● **WHAT YOU ARE ASKED TO DO**:
Extract the full set of records that follows, word for word.

● **GIVEN INFORMATION**:
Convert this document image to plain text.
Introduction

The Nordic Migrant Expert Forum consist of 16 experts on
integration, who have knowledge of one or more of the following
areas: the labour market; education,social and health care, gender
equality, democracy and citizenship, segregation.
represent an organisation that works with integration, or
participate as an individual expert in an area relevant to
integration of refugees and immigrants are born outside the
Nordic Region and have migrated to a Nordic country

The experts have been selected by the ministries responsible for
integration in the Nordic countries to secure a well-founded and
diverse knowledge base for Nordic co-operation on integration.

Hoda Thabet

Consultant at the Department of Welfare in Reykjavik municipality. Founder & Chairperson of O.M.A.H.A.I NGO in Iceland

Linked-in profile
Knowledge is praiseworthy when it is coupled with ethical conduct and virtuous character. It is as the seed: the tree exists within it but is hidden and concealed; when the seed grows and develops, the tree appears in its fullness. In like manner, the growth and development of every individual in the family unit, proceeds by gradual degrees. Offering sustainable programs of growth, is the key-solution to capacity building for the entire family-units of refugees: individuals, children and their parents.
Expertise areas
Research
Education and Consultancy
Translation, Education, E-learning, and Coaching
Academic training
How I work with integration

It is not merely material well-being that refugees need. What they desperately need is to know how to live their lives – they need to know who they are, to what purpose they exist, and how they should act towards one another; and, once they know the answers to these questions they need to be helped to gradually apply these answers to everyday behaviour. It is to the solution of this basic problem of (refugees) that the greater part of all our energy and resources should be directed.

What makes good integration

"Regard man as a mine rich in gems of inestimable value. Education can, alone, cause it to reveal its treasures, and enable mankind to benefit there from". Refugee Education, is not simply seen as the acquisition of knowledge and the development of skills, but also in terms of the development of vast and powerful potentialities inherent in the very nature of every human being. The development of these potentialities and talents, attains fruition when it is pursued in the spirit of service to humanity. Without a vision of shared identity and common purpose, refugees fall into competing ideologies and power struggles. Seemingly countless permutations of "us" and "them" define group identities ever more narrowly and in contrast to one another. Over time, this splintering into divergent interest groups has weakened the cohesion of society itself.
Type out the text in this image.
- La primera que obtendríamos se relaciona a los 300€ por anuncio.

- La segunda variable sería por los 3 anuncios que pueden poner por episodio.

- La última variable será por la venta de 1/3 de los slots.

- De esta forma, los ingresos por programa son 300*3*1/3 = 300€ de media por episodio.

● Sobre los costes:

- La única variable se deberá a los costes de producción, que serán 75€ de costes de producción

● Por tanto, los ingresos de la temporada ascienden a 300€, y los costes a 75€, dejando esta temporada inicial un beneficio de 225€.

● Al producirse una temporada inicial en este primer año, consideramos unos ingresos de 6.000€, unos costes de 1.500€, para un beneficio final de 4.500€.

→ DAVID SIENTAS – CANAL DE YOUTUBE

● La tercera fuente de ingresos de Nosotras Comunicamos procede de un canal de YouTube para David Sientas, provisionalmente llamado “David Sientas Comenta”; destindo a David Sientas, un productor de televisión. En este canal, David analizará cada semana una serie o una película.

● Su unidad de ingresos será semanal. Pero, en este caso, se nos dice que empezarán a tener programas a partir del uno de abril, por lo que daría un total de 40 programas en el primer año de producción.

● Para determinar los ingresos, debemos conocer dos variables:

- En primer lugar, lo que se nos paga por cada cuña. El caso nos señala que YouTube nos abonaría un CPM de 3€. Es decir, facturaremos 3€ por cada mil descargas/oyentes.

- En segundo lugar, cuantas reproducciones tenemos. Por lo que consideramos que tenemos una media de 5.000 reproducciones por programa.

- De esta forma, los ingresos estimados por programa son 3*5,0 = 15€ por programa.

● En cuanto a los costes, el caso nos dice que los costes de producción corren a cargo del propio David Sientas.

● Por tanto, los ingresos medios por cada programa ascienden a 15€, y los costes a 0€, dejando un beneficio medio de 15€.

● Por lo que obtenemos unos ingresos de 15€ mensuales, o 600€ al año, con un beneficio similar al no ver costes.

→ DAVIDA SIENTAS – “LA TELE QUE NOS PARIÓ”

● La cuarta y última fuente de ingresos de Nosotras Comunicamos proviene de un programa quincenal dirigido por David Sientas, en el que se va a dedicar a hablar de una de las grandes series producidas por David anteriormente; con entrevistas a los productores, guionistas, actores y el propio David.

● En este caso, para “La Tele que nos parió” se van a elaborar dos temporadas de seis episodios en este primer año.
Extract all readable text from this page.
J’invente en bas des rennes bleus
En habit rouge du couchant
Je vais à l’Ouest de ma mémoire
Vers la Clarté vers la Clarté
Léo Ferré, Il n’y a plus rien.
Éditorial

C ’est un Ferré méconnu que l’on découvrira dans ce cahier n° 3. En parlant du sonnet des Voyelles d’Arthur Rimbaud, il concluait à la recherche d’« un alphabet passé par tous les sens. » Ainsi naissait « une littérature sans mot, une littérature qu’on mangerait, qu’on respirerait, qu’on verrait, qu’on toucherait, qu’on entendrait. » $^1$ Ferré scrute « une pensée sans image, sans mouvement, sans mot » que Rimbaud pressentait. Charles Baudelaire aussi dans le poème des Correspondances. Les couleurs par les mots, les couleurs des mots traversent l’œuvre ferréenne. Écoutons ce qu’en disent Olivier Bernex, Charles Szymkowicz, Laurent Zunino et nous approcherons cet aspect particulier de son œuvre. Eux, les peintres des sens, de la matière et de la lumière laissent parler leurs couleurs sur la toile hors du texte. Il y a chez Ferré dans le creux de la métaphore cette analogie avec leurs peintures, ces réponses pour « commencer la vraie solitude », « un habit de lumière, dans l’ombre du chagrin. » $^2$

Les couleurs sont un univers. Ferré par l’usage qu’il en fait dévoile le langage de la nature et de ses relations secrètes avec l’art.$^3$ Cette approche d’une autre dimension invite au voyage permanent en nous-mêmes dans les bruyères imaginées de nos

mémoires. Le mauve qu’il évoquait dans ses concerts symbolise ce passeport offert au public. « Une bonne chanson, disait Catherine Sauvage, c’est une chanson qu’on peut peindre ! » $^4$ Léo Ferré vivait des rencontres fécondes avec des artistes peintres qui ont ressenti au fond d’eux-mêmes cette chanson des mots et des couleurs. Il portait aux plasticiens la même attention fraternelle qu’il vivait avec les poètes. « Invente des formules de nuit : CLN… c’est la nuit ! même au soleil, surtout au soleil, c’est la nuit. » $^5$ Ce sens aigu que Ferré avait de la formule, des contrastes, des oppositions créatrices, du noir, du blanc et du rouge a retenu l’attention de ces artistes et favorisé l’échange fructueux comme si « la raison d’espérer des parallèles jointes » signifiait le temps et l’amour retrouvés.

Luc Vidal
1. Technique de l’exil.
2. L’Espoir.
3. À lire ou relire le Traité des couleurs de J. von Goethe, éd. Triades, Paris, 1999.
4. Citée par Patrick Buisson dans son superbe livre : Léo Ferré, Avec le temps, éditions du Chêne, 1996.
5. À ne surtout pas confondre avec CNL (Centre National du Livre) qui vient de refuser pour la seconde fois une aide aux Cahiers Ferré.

● **FULL OUTPUT**:
Convert this document image to plain text.
Introduction

The Nordic Migrant Expert Forum consist of 16 experts on
integration, who have knowledge of one or more of the following
areas: the labour market; education,social and health care, gender
equality, democracy and citizenship, segregation.
represent an organisation that works with integration, or
participate as an individual expert in an area relevant to
integration of refugees and immigrants are born outside the
Nordic Region and have migrated to a Nordic country

The experts have been selected by the ministries responsible for
integration in the Nordic countries to secure a well-founded and
diverse knowledge base for Nordic co-operation on integration.

Hoda Thabet

Consultant at the Department of Welfare in Reykjavik municipality. Founder & Chairperson of O.M.A.H.A.I NGO in Iceland

Linked-in profile
Knowledge is praiseworthy when it is coupled with ethical conduct and virtuous character. It is as the seed: the tree exists within it but is hidden and concealed; when the seed grows and develops, the tree appears in its fullness. In like manner, the growth and development of every individual in the family unit, proceeds by gradual degrees. Offering sustainable programs of growth, is the key-solution to capacity building for the entire family-units of refugees: individuals, children and their parents.
Expertise areas
Research
Education and Consultancy
Translation, Education, E-learning, and Coaching
Academic training
How I work with integration

It is not merely material well-being that refugees need. What they desperately need is to know how to live their lives – they need to know who they are, to what purpose they exist, and how they should act towards one another; and, once they know the answers to these questions they need to be helped to gradually apply these answers to everyday behaviour. It is to the solution of this basic problem of (refugees) that the greater part of all our energy and resources should be directed.

What makes good integration

"Regard man as a mine rich in gems of inestimable value. Education can, alone, cause it to reveal its treasures, and enable mankind to benefit there from". Refugee Education, is not simply seen as the acquisition of knowledge and the development of skills, but also in terms of the development of vast and powerful potentialities inherent in the very nature of every human being. The development of these potentialities and talents, attains fruition when it is pursued in the spirit of service to humanity. Without a vision of shared identity and common purpose, refugees fall into competing ideologies and power struggles. Seemingly countless permutations of "us" and "them" define group identities ever more narrowly and in contrast to one another. Over time, this splintering into divergent interest groups has weakened the cohesion of society itself.
Type out the text in this image.
- La primera que obtendríamos se relaciona a los 300€ por anuncio.

- La segunda variable sería por los 3 anuncios que pueden poner por episodio.

- La última variable será por la venta de 1/3 de los slots.

- De esta forma, los ingresos por programa son 300*3*1/3 = 300€ de media por episodio.

● Sobre los costes:

- La única variable se deberá a los costes de producción, que serán 75€ de costes de producción

● Por tanto, los ingresos de la temporada ascienden a 300€, y los costes a 75€, dejando esta temporada inicial un beneficio de 225€.

● Al producirse una temporada inicial en este primer año, consideramos unos ingresos de 6.000€, unos costes de 1.500€, para un beneficio final de 4.500€.

→ DAVID SIENTAS – CANAL DE YOUTUBE

● La tercera fuente de ingresos de Nosotras Comunicamos procede de un canal de YouTube para David Sientas, provisionalmente llamado “David Sientas Comenta”; destindo a David Sientas, un productor de televisión. En este canal, David analizará cada semana una serie o una película.

● Su unidad de ingresos será semanal. Pero, en este caso, se nos dice que empezarán a tener programas a partir del uno de abril, por lo que daría un total de 40 programas en el primer año de producción.

● Para determinar los ingresos, debemos conocer dos variables:

- En primer lugar, lo que se nos paga por cada cuña. El caso nos señala que YouTube nos abonaría un CPM de 3€. Es decir, facturaremos 3€ por cada mil descargas/oyentes.

- En segundo lugar, cuantas reproducciones tenemos. Por lo que consideramos que tenemos una media de 5.000 reproducciones por programa.

- De esta forma, los ingresos estimados por programa son 3*5,0 = 15€ por programa.

● En cuanto a los costes, el caso nos dice que los costes de producción corren a cargo del propio David Sientas.

● Por tanto, los ingresos medios por cada programa ascienden a 15€, y los costes a 0€, dejando un beneficio medio de 15€.

● Por lo que obtenemos unos ingresos de 15€ mensuales, o 600€ al año, con un beneficio similar al no ver costes.

→ DAVIDA SIENTAS – “LA TELE QUE NOS PARIÓ”

● La cuarta y última fuente de ingresos de Nosotras Comunicamos proviene de un programa quincenal dirigido por David Sientas, en el que se va a dedicar a hablar de una de las grandes series producidas por David anteriormente; con entrevistas a los productores, guionistas, actores y el propio David.

● En este caso, para “La Tele que nos parió” se van a elaborar dos temporadas de seis episodios en este primer año.
Extract all readable text from this page.
J’invente en bas des rennes bleus
En habit rouge du couchant
Je vais à l’Ouest de ma mémoire
Vers la Clarté vers la Clarté
Léo Ferré, Il n’y a plus rien.
Éditorial

C ’est un Ferré méconnu que l’on découvrira dans ce cahier n° 3. En parlant du sonnet des Voyelles d’Arthur Rimbaud, il concluait à la recherche d’« un alphabet passé par tous les sens. » Ainsi naissait « une littérature sans mot, une littérature qu’on mangerait, qu’on respirerait, qu’on verrait, qu’on toucherait, qu’on entendrait. » $^1$ Ferré scrute « une pensée sans image, sans mouvement, sans mot » que Rimbaud pressentait. Charles Baudelaire aussi dans le poème des Correspondances. Les couleurs par les mots, les couleurs des mots traversent l’œuvre ferréenne. Écoutons ce qu’en disent Olivier Bernex, Charles Szymkowicz, Laurent Zunino et nous approcherons cet aspect particulier de son œuvre. Eux, les peintres des sens, de la matière et de la lumière laissent parler leurs couleurs sur la toile hors du texte. Il y a chez Ferré dans le creux de la métaphore cette analogie avec leurs peintures, ces réponses pour « commencer la vraie solitude », « un habit de lumière, dans l’ombre du chagrin. » $^2$

Les couleurs sont un univers. Ferré par l’usage qu’il en fait dévoile le langage de la nature et de ses relations secrètes avec l’art.$^3$ Cette approche d’une autre dimension invite au voyage permanent en nous-mêmes dans les bruyères imaginées de nos

mémoires. Le mauve qu’il évoquait dans ses concerts symbolise ce passeport offert au public. « Une bonne chanson, disait Catherine Sauvage, c’est une chanson qu’on peut peindre ! » $^4$ Léo Ferré vivait des rencontres fécondes avec des artistes peintres qui ont ressenti au fond d’eux-mêmes cette chanson des mots et des couleurs. Il portait aux plasticiens la même attention fraternelle qu’il vivait avec les poètes. « Invente des formules de nuit : CLN… c’est la nuit ! même au soleil, surtout au soleil, c’est la nuit. » $^5$ Ce sens aigu que Ferré avait de la formule, des contrastes, des oppositions créatrices, du noir, du blanc et du rouge a retenu l’attention de ces artistes et favorisé l’échange fructueux comme si « la raison d’espérer des parallèles jointes » signifiait le temps et l’amour retrouvés.

Luc Vidal
1. Technique de l’exil.
2. L’Espoir.
3. À lire ou relire le Traité des couleurs de J. von Goethe, éd. Triades, Paris, 1999.
4. Citée par Patrick Buisson dans son superbe livre : Léo Ferré, Avec le temps, éditions du Chêne, 1996.
5. À ne surtout pas confondre avec CNL (Centre National du Livre) qui vient de refuser pour la seconde fois une aide aux Cahiers Ferré.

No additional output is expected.